* Goal of the exercise: List all lines of the data containing the word "anwendbar".

* Dataset excerpts:
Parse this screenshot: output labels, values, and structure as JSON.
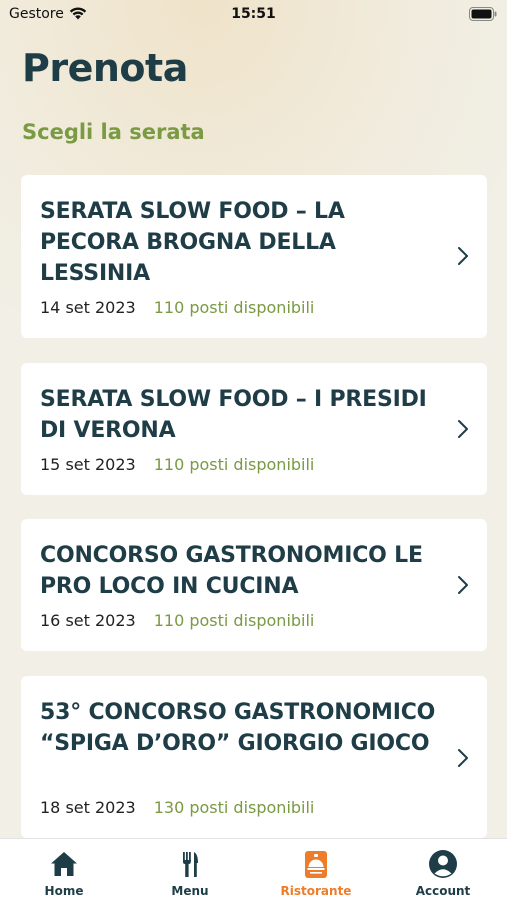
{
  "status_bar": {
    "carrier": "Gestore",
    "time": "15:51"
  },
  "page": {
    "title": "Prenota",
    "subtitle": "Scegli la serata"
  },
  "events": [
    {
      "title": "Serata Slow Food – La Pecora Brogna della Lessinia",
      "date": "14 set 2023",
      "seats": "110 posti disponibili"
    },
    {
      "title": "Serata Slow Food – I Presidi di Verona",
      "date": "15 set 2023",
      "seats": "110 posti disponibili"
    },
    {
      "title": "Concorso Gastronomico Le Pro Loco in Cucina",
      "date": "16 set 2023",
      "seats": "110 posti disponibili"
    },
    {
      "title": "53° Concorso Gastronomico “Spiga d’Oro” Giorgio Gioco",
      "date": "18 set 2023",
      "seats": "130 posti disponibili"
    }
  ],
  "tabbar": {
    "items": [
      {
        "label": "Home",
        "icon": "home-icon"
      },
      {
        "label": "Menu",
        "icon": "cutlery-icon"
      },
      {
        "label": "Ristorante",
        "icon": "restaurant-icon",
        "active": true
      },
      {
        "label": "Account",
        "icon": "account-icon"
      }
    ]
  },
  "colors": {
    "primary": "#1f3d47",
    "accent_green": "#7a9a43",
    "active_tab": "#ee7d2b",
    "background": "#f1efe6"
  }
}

...

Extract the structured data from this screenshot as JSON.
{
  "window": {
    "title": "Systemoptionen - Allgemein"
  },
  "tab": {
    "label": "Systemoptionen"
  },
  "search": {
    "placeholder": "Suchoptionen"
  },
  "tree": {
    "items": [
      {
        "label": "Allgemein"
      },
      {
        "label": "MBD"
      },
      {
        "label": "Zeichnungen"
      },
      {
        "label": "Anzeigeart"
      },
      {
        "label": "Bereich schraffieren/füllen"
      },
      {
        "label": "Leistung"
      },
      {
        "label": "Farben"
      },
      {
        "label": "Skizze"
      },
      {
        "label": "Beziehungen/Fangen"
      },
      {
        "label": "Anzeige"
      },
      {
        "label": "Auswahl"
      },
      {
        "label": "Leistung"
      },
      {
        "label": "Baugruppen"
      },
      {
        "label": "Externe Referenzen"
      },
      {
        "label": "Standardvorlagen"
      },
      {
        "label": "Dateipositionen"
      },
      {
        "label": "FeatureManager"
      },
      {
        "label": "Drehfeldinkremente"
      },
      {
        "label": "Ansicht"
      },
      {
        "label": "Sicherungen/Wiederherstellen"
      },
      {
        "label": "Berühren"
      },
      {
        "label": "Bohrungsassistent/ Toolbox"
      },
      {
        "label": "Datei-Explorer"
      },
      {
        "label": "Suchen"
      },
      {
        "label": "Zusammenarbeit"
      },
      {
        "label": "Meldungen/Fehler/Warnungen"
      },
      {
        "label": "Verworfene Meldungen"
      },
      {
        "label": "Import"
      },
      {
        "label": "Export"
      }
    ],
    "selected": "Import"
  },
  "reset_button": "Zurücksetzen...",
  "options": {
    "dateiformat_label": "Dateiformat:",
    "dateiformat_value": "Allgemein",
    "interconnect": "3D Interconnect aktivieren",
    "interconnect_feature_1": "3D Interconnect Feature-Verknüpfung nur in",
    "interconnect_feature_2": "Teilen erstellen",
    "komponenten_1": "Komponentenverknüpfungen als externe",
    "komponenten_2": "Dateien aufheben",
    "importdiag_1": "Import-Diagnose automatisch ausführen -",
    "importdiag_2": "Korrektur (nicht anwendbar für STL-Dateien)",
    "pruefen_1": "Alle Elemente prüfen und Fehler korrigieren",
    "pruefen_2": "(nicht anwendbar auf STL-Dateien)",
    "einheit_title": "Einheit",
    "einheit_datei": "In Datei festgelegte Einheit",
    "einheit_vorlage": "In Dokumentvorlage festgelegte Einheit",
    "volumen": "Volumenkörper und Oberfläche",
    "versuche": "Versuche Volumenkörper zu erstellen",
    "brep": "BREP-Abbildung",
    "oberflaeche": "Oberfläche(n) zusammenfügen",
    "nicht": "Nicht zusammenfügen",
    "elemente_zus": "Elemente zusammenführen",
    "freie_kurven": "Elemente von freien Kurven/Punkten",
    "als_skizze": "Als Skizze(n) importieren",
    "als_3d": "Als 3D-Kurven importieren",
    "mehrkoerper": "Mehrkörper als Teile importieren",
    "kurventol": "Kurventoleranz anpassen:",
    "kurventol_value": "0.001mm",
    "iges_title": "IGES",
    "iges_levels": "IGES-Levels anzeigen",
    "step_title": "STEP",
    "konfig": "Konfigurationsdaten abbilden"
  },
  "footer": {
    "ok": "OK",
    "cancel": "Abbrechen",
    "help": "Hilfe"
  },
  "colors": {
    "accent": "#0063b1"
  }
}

* Answer to this task:
    "importdiag_2": "Korrektur (nicht anwendbar für STL-Dateien)",
    "pruefen_2": "(nicht anwendbar auf STL-Dateien)",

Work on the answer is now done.